Given task: Every record must be repeated exactly, with no omission.

** BEGIN **

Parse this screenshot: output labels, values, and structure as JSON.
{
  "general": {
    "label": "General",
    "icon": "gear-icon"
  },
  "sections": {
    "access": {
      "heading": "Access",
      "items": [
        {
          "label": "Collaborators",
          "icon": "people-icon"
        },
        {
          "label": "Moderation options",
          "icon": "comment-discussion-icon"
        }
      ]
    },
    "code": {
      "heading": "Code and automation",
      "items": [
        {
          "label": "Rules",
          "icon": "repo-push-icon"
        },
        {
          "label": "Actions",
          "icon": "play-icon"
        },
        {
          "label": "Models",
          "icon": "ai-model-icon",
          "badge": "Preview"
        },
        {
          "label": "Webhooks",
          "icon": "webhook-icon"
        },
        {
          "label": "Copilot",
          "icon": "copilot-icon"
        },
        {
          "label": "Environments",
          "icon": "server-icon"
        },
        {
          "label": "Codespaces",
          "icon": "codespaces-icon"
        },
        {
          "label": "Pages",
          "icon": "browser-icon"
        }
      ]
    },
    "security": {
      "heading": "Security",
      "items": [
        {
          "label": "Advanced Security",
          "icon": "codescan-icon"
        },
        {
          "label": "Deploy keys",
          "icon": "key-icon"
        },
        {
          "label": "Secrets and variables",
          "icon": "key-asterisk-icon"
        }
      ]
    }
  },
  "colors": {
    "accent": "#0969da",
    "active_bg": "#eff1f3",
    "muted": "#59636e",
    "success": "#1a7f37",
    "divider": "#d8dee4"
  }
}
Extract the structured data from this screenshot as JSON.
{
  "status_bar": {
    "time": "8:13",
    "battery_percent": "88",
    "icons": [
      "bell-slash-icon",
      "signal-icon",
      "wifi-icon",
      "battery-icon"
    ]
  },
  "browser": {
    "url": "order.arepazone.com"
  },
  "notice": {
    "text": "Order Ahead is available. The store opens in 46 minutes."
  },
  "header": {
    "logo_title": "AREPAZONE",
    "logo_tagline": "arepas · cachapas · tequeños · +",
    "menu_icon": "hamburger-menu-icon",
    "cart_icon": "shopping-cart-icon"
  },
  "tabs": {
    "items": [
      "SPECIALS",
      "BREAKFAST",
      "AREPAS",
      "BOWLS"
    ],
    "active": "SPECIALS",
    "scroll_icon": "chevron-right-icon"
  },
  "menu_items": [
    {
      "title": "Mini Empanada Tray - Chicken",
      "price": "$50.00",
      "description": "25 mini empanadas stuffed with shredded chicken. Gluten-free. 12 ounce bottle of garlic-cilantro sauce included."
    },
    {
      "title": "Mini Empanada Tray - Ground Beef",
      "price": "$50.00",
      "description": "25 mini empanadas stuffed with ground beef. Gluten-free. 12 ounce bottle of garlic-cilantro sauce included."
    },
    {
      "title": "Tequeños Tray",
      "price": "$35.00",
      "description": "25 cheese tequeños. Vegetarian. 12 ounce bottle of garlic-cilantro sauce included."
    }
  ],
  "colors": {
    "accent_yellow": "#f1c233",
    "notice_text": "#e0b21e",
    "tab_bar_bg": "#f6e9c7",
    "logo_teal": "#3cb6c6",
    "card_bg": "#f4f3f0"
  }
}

** END **

Exercise answer:
Parse this screenshot: output labels, values, and structure as JSON.
{
  "general": {
    "label": "General",
    "icon": "gear-icon"
  },
  "sections": {
    "access": {
      "heading": "Access",
      "items": [
        {
          "label": "Collaborators",
          "icon": "people-icon"
        },
        {
          "label": "Moderation options",
          "icon": "comment-discussion-icon"
        }
      ]
    },
    "code": {
      "heading": "Code and automation",
      "items": [
        {
          "label": "Rules",
          "icon": "repo-push-icon"
        },
        {
          "label": "Actions",
          "icon": "play-icon"
        },
        {
          "label": "Models",
          "icon": "ai-model-icon",
          "badge": "Preview"
        },
        {
          "label": "Webhooks",
          "icon": "webhook-icon"
        },
        {
          "label": "Copilot",
          "icon": "copilot-icon"
        },
        {
          "label": "Environments",
          "icon": "server-icon"
        },
        {
          "label": "Codespaces",
          "icon": "codespaces-icon"
        },
        {
          "label": "Pages",
          "icon": "browser-icon"
        }
      ]
    },
    "security": {
      "heading": "Security",
      "items": [
        {
          "label": "Advanced Security",
          "icon": "codescan-icon"
        },
        {
          "label": "Deploy keys",
          "icon": "key-icon"
        },
        {
          "label": "Secrets and variables",
          "icon": "key-asterisk-icon"
        }
      ]
    }
  },
  "colors": {
    "accent": "#0969da",
    "active_bg": "#eff1f3",
    "muted": "#59636e",
    "success": "#1a7f37",
    "divider": "#d8dee4"
  }
}
Extract the structured data from this screenshot as JSON.
{
  "status_bar": {
    "time": "8:13",
    "battery_percent": "88",
    "icons": [
      "bell-slash-icon",
      "signal-icon",
      "wifi-icon",
      "battery-icon"
    ]
  },
  "browser": {
    "url": "order.arepazone.com"
  },
  "notice": {
    "text": "Order Ahead is available. The store opens in 46 minutes."
  },
  "header": {
    "logo_title": "AREPAZONE",
    "logo_tagline": "arepas · cachapas · tequeños · +",
    "menu_icon": "hamburger-menu-icon",
    "cart_icon": "shopping-cart-icon"
  },
  "tabs": {
    "items": [
      "SPECIALS",
      "BREAKFAST",
      "AREPAS",
      "BOWLS"
    ],
    "active": "SPECIALS",
    "scroll_icon": "chevron-right-icon"
  },
  "menu_items": [
    {
      "title": "Mini Empanada Tray - Chicken",
      "price": "$50.00",
      "description": "25 mini empanadas stuffed with shredded chicken. Gluten-free. 12 ounce bottle of garlic-cilantro sauce included."
    },
    {
      "title": "Mini Empanada Tray - Ground Beef",
      "price": "$50.00",
      "description": "25 mini empanadas stuffed with ground beef. Gluten-free. 12 ounce bottle of garlic-cilantro sauce included."
    },
    {
      "title": "Tequeños Tray",
      "price": "$35.00",
      "description": "25 cheese tequeños. Vegetarian. 12 ounce bottle of garlic-cilantro sauce included."
    }
  ],
  "colors": {
    "accent_yellow": "#f1c233",
    "notice_text": "#e0b21e",
    "tab_bar_bg": "#f6e9c7",
    "logo_teal": "#3cb6c6",
    "card_bg": "#f4f3f0"
  }
}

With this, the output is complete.